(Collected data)
==============================

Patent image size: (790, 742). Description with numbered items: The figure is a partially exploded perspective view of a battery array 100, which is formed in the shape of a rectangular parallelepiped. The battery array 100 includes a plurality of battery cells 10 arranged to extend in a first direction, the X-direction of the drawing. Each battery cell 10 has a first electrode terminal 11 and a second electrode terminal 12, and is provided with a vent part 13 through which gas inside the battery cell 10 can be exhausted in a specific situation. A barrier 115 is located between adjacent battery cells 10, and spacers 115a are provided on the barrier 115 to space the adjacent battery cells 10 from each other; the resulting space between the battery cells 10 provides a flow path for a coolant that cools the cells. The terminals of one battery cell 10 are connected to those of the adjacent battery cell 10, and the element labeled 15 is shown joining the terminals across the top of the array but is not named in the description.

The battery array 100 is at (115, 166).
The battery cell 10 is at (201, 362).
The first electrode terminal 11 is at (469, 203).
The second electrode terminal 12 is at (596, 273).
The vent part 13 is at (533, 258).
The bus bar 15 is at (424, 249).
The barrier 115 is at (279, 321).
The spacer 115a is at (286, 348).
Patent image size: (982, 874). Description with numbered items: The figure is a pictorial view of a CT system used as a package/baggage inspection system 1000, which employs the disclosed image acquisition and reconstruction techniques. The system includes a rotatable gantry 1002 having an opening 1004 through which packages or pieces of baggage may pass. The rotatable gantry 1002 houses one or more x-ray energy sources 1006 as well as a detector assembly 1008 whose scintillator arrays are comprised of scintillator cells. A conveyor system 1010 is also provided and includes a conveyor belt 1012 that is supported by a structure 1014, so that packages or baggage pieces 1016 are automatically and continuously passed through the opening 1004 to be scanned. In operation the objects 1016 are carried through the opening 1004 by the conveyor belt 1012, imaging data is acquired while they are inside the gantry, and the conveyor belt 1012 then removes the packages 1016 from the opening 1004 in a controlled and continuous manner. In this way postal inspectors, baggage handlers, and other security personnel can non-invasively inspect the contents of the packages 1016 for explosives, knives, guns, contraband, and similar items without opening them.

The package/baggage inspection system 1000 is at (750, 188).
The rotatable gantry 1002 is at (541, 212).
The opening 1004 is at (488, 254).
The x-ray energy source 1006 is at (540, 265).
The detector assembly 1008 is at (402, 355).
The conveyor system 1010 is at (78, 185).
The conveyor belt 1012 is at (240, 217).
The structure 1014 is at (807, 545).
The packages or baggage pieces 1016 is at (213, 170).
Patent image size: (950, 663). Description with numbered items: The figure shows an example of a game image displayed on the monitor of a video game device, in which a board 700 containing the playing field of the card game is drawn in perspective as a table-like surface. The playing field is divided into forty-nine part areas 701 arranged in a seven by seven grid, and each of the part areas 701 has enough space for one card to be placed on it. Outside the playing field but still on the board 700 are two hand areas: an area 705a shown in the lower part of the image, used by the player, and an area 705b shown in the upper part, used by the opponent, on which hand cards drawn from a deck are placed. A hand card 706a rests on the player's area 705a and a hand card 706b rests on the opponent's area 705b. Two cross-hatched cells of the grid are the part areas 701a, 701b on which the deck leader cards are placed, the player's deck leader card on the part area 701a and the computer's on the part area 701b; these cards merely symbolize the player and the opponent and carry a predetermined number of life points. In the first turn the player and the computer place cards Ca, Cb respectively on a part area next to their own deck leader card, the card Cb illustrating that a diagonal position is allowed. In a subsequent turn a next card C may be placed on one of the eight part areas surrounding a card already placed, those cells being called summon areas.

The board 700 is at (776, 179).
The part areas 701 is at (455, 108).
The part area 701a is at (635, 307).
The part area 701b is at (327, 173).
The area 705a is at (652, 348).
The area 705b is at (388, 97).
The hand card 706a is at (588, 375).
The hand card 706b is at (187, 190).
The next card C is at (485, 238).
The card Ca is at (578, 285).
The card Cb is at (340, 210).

==============================

WHAT YOU ARE ASKED TO DO: Exactly and without omission, set down every entry.

ANSWER SPACE:
Patent image size: (790, 742). Description with numbered items: The figure is a partially exploded perspective view of a battery array 100, which is formed in the shape of a rectangular parallelepiped. The battery array 100 includes a plurality of battery cells 10 arranged to extend in a first direction, the X-direction of the drawing. Each battery cell 10 has a first electrode terminal 11 and a second electrode terminal 12, and is provided with a vent part 13 through which gas inside the battery cell 10 can be exhausted in a specific situation. A barrier 115 is located between adjacent battery cells 10, and spacers 115a are provided on the barrier 115 to space the adjacent battery cells 10 from each other; the resulting space between the battery cells 10 provides a flow path for a coolant that cools the cells. The terminals of one battery cell 10 are connected to those of the adjacent battery cell 10, and the element labeled 15 is shown joining the terminals across the top of the array but is not named in the description.

The battery array 100 is at (115, 166).
The battery cell 10 is at (201, 362).
The first electrode terminal 11 is at (469, 203).
The second electrode terminal 12 is at (596, 273).
The vent part 13 is at (533, 258).
The bus bar 15 is at (424, 249).
The barrier 115 is at (279, 321).
The spacer 115a is at (286, 348).
Patent image size: (982, 874). Description with numbered items: The figure is a pictorial view of a CT system used as a package/baggage inspection system 1000, which employs the disclosed image acquisition and reconstruction techniques. The system includes a rotatable gantry 1002 having an opening 1004 through which packages or pieces of baggage may pass. The rotatable gantry 1002 houses one or more x-ray energy sources 1006 as well as a detector assembly 1008 whose scintillator arrays are comprised of scintillator cells. A conveyor system 1010 is also provided and includes a conveyor belt 1012 that is supported by a structure 1014, so that packages or baggage pieces 1016 are automatically and continuously passed through the opening 1004 to be scanned. In operation the objects 1016 are carried through the opening 1004 by the conveyor belt 1012, imaging data is acquired while they are inside the gantry, and the conveyor belt 1012 then removes the packages 1016 from the opening 1004 in a controlled and continuous manner. In this way postal inspectors, baggage handlers, and other security personnel can non-invasively inspect the contents of the packages 1016 for explosives, knives, guns, contraband, and similar items without opening them.

The package/baggage inspection system 1000 is at (750, 188).
The rotatable gantry 1002 is at (541, 212).
The opening 1004 is at (488, 254).
The x-ray energy source 1006 is at (540, 265).
The detector assembly 1008 is at (402, 355).
The conveyor system 1010 is at (78, 185).
The conveyor belt 1012 is at (240, 217).
The structure 1014 is at (807, 545).
The packages or baggage pieces 1016 is at (213, 170).
Patent image size: (950, 663). Description with numbered items: The figure shows an example of a game image displayed on the monitor of a video game device, in which a board 700 containing the playing field of the card game is drawn in perspective as a table-like surface. The playing field is divided into forty-nine part areas 701 arranged in a seven by seven grid, and each of the part areas 701 has enough space for one card to be placed on it. Outside the playing field but still on the board 700 are two hand areas: an area 705a shown in the lower part of the image, used by the player, and an area 705b shown in the upper part, used by the opponent, on which hand cards drawn from a deck are placed. A hand card 706a rests on the player's area 705a and a hand card 706b rests on the opponent's area 705b. Two cross-hatched cells of the grid are the part areas 701a, 701b on which the deck leader cards are placed, the player's deck leader card on the part area 701a and the computer's on the part area 701b; these cards merely symbolize the player and the opponent and carry a predetermined number of life points. In the first turn the player and the computer place cards Ca, Cb respectively on a part area next to their own deck leader card, the card Cb illustrating that a diagonal position is allowed. In a subsequent turn a next card C may be placed on one of the eight part areas surrounding a card already placed, those cells being called summon areas.

The board 700 is at (776, 179).
The part areas 701 is at (455, 108).
The part area 701a is at (635, 307).
The part area 701b is at (327, 173).
The area 705a is at (652, 348).
The area 705b is at (388, 97).
The hand card 706a is at (588, 375).
The hand card 706b is at (187, 190).
The next card C is at (485, 238).
The card Ca is at (578, 285).
The card Cb is at (340, 210).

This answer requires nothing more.